— BEGIN THE RECORDS —
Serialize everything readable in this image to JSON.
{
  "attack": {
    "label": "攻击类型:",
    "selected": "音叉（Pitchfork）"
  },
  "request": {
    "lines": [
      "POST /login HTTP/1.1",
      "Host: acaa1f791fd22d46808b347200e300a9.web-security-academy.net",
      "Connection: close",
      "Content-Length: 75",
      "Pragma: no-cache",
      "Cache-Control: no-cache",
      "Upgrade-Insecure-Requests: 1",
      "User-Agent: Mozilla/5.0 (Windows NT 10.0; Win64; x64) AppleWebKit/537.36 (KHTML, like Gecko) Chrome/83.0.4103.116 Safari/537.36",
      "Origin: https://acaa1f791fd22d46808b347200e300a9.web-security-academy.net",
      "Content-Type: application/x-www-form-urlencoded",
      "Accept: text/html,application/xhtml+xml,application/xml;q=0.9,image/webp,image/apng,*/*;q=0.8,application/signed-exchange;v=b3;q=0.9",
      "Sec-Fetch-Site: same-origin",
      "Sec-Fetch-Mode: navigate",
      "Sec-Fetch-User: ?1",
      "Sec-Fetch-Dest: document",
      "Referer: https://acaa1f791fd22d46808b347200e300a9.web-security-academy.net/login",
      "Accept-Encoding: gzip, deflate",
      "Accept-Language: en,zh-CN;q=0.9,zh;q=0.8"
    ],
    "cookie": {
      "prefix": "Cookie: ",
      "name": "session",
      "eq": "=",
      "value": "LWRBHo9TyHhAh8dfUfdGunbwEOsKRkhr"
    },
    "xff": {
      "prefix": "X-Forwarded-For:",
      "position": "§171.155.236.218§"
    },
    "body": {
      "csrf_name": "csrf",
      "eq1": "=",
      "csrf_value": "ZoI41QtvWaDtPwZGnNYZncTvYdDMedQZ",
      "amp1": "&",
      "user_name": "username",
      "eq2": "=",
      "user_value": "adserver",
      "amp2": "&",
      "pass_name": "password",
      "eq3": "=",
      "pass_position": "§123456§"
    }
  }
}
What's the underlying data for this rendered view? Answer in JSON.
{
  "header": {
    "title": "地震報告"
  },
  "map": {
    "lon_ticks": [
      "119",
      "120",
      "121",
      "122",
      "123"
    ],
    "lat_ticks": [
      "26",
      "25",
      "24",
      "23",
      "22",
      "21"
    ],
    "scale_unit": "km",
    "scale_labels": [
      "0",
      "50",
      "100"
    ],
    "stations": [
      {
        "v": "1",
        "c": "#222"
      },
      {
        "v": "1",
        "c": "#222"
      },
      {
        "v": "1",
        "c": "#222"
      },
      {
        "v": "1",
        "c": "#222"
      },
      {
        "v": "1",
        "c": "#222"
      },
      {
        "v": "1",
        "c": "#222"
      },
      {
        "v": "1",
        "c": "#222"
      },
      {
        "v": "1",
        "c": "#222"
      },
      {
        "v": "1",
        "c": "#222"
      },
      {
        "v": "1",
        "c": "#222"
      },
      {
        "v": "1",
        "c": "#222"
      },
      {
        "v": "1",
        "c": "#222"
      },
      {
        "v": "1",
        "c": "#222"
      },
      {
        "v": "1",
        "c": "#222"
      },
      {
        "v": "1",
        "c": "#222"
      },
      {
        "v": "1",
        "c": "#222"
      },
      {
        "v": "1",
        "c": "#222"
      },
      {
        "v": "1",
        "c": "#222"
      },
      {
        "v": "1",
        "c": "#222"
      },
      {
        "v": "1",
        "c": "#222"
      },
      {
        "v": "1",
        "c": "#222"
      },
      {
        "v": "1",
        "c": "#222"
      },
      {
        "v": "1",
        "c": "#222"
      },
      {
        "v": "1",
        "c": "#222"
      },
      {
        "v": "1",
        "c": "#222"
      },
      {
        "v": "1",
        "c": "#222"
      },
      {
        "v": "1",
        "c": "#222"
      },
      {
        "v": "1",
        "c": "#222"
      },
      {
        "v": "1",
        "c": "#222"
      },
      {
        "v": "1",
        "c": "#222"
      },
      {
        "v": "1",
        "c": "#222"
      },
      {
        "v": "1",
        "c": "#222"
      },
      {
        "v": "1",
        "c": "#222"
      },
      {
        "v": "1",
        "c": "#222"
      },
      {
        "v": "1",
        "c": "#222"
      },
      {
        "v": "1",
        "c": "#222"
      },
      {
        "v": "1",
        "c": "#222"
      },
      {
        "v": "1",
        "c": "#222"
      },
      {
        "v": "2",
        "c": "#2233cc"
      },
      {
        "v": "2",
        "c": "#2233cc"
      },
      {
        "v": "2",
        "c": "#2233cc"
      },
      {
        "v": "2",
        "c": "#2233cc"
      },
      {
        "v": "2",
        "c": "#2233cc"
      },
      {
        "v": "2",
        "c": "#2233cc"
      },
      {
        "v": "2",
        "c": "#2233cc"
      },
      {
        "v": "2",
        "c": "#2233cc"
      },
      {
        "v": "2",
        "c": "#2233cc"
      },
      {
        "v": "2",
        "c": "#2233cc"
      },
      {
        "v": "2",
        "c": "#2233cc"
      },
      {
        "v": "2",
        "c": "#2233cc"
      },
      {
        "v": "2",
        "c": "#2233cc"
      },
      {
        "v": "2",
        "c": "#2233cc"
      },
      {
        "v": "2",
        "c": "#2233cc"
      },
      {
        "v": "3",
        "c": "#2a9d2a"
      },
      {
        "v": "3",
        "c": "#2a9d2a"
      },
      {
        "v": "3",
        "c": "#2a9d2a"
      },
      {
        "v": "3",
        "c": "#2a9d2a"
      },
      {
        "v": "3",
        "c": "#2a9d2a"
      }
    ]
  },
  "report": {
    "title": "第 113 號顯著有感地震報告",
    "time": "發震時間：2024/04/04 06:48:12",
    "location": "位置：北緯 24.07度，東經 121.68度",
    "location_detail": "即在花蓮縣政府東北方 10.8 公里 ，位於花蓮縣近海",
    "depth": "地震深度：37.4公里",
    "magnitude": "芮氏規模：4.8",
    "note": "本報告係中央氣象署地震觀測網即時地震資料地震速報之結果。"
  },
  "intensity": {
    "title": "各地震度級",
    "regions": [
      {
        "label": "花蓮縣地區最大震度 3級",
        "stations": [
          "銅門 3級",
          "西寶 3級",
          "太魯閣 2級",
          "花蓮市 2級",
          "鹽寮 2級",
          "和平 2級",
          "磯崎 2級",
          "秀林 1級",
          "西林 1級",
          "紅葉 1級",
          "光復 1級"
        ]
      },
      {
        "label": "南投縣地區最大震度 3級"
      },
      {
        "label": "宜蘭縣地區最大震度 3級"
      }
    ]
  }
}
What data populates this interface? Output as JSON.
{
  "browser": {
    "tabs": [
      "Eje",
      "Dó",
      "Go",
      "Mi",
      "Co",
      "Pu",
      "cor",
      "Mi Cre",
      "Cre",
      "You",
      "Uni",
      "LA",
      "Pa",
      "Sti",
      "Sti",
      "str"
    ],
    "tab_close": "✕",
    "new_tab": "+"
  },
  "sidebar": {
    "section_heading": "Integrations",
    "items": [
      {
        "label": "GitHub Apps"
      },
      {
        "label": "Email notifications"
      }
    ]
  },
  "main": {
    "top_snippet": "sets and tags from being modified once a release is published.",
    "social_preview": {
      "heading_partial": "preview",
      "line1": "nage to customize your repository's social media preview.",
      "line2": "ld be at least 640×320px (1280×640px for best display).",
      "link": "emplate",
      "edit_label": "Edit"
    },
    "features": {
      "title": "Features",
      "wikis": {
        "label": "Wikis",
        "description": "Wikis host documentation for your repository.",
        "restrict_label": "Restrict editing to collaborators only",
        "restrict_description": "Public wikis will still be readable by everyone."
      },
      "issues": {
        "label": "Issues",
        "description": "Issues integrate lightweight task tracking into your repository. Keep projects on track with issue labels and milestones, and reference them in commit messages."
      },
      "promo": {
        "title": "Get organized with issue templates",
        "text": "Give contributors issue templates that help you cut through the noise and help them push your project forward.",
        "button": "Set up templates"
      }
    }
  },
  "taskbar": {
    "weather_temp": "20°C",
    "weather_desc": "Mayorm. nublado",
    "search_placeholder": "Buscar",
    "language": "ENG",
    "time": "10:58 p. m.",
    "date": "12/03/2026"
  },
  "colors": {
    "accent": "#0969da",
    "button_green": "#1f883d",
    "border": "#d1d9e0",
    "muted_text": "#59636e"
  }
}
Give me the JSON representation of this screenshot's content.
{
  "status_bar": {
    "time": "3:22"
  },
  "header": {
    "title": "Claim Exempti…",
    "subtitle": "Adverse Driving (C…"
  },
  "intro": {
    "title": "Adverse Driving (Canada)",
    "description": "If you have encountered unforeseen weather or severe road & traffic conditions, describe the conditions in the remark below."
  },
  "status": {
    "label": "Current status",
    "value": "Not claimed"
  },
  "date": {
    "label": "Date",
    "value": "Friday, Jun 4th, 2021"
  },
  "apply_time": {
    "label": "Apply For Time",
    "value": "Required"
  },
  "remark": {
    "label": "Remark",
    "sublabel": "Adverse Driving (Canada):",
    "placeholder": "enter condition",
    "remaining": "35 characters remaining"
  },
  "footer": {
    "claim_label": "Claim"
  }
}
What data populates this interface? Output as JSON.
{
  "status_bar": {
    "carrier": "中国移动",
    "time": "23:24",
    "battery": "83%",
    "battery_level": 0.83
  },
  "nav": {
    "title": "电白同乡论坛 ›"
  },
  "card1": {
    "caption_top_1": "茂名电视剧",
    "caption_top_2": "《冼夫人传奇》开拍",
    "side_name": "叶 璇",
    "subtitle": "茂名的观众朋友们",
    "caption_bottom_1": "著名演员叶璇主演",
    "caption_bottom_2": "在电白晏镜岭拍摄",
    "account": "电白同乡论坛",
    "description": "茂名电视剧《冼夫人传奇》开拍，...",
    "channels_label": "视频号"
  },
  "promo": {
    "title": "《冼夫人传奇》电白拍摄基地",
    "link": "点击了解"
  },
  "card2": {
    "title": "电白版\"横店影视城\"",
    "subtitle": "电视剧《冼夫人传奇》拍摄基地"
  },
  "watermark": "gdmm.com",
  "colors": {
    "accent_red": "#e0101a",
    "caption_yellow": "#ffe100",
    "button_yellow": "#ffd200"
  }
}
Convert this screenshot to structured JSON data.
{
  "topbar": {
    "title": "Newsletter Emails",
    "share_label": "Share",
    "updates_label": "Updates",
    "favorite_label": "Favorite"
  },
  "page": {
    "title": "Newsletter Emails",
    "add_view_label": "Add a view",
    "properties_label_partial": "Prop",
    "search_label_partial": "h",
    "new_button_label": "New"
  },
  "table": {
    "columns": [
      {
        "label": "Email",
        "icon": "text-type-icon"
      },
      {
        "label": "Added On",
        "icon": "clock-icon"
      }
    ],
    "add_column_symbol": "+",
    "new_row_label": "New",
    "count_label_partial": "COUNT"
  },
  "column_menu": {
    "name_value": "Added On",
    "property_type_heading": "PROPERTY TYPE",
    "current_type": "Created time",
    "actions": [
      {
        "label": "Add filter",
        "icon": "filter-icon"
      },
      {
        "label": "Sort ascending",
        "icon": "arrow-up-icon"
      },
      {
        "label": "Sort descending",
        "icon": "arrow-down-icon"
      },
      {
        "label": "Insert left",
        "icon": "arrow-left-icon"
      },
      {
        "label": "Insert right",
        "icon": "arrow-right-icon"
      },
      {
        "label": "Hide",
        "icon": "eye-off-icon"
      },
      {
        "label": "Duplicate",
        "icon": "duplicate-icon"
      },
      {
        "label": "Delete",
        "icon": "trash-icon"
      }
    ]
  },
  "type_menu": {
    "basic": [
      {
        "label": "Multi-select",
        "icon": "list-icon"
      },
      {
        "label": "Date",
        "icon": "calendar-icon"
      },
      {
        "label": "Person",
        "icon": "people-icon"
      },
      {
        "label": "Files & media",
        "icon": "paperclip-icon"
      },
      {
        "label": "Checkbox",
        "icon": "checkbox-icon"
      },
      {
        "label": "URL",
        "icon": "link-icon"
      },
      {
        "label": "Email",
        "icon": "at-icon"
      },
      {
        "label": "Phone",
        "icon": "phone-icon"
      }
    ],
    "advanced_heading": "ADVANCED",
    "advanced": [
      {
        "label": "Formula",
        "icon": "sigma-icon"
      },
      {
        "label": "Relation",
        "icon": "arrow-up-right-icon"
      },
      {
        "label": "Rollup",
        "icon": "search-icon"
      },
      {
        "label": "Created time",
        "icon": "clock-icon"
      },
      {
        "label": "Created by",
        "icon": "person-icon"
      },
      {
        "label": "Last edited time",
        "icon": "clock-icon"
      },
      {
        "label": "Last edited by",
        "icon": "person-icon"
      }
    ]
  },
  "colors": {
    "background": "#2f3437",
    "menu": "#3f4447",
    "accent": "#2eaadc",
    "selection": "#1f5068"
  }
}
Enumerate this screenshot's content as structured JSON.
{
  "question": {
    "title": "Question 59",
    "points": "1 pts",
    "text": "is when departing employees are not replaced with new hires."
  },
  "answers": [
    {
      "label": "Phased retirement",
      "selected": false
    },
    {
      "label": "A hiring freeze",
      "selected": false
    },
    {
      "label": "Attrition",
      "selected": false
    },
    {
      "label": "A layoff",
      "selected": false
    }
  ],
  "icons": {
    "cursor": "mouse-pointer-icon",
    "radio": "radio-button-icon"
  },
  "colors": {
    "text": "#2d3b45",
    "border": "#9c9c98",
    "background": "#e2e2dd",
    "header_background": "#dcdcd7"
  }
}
— END THE RECORDS —
Check each line of the records for "subtitle" and copy the ones that contain it.

    "subtitle": "Adverse Driving (C…"
    "subtitle": "茂名的观众朋友们",
    "subtitle": "电视剧《冼夫人传奇》拍摄基地"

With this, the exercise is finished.